Supplied entries>
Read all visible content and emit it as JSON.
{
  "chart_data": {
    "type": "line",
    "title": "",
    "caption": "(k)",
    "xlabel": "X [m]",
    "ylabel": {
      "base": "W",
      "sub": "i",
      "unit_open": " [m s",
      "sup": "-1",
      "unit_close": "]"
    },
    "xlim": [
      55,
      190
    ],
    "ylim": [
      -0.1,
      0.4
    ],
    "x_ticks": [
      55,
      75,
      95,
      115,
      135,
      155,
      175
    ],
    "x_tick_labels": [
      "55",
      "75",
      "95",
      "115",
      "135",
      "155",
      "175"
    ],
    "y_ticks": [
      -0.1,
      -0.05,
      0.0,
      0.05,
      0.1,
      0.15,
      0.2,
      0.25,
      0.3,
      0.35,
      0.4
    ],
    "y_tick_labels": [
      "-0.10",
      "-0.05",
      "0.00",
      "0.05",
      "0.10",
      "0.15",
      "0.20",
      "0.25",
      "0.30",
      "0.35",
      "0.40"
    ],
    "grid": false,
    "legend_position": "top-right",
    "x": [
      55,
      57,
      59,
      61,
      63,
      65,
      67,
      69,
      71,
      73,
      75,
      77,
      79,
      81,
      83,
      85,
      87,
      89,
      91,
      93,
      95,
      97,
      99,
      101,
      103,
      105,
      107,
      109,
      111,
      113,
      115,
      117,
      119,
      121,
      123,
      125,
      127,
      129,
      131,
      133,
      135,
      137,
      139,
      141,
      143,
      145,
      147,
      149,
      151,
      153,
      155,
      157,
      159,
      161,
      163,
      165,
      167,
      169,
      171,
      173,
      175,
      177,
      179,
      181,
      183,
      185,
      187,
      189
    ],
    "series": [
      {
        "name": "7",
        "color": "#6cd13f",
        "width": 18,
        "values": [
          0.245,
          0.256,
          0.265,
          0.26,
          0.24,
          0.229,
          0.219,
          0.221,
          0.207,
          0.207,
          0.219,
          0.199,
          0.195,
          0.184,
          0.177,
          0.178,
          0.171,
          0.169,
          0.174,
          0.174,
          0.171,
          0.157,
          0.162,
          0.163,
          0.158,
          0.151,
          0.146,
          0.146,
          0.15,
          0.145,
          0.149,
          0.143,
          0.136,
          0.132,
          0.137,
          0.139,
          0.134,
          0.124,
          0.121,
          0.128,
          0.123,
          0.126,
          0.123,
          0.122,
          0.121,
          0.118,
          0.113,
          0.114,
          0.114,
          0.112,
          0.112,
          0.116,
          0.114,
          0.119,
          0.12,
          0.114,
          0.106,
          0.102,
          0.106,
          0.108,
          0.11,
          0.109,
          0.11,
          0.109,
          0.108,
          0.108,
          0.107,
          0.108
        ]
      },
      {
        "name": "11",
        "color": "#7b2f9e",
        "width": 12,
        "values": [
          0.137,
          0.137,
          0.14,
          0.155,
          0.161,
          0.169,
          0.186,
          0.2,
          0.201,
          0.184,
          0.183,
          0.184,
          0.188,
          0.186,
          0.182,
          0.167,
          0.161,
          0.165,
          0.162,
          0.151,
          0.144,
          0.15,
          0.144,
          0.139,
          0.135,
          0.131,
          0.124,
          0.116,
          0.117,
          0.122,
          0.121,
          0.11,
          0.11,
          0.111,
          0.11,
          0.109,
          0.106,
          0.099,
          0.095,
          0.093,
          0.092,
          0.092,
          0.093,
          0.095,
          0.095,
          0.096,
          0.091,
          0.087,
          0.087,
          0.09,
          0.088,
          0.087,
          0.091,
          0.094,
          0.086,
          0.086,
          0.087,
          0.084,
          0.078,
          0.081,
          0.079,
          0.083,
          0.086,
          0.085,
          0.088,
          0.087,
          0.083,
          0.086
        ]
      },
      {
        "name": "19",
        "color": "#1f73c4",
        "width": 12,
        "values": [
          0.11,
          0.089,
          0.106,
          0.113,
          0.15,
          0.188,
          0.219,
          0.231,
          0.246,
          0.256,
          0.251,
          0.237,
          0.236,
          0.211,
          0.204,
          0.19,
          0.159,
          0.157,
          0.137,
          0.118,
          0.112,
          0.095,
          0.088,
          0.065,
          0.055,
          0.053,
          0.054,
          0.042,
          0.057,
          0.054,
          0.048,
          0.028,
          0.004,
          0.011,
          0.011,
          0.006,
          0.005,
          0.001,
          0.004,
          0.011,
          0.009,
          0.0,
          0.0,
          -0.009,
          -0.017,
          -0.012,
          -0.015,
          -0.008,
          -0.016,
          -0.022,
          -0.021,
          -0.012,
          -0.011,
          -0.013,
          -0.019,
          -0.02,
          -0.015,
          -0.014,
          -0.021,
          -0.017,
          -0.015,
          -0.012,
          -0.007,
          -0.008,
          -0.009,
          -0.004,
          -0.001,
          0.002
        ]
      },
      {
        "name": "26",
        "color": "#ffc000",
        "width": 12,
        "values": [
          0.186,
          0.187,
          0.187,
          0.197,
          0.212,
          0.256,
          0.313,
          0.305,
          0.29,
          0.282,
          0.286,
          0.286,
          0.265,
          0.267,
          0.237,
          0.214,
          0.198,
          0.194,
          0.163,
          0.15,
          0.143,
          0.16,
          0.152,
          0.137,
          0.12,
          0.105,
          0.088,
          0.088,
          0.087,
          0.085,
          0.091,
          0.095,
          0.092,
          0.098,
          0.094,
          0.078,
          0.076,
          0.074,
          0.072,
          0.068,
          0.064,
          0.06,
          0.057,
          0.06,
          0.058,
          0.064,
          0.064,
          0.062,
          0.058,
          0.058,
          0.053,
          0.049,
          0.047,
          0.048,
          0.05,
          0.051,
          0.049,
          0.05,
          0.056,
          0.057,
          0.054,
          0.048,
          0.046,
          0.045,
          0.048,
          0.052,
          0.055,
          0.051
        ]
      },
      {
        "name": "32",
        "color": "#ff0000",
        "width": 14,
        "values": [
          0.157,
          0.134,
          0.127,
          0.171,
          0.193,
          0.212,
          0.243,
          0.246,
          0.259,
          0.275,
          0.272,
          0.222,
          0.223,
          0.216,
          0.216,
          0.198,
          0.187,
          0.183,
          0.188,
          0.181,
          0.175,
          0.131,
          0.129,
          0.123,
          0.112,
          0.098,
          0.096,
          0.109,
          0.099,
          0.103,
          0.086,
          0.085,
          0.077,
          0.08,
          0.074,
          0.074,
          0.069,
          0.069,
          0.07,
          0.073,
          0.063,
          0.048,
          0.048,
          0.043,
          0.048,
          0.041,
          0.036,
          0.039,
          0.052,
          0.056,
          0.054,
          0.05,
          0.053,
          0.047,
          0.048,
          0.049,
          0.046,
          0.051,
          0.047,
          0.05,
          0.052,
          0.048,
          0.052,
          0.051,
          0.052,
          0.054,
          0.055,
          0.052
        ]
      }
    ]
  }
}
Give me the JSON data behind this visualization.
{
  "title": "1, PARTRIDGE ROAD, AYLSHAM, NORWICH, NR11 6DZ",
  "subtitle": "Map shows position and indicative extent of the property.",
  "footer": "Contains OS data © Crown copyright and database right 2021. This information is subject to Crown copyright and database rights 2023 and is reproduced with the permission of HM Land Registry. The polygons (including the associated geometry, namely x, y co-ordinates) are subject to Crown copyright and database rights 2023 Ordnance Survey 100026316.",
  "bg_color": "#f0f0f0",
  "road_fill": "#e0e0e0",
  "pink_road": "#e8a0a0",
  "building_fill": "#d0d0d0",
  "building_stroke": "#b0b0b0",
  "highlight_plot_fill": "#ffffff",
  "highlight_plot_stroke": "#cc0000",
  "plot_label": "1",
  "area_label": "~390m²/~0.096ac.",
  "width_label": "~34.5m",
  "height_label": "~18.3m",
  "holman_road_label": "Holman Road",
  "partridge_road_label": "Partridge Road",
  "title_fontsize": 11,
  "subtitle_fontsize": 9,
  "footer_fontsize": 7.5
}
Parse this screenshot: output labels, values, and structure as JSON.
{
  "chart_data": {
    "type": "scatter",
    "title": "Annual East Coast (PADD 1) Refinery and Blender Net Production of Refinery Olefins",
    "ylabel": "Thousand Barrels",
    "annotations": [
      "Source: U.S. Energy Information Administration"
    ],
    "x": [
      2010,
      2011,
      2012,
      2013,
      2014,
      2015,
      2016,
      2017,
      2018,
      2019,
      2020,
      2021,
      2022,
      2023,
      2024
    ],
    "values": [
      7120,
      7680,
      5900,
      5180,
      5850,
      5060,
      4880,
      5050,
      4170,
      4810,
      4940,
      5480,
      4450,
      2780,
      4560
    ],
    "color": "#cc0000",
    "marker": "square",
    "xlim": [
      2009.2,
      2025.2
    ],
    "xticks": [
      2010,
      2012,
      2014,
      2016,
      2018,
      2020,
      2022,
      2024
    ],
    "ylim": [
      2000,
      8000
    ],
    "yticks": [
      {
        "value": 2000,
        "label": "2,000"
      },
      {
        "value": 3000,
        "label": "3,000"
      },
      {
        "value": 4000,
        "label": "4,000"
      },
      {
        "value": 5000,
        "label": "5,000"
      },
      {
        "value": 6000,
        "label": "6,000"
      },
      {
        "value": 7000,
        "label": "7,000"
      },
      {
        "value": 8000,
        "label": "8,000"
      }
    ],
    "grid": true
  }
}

What you have to do> Copy out every line of the material above that mentions the word "JSON".

Answer for this exercise>
Read all visible content and emit it as JSON.
Give me the JSON data behind this visualization.
Parse this screenshot: output labels, values, and structure as JSON.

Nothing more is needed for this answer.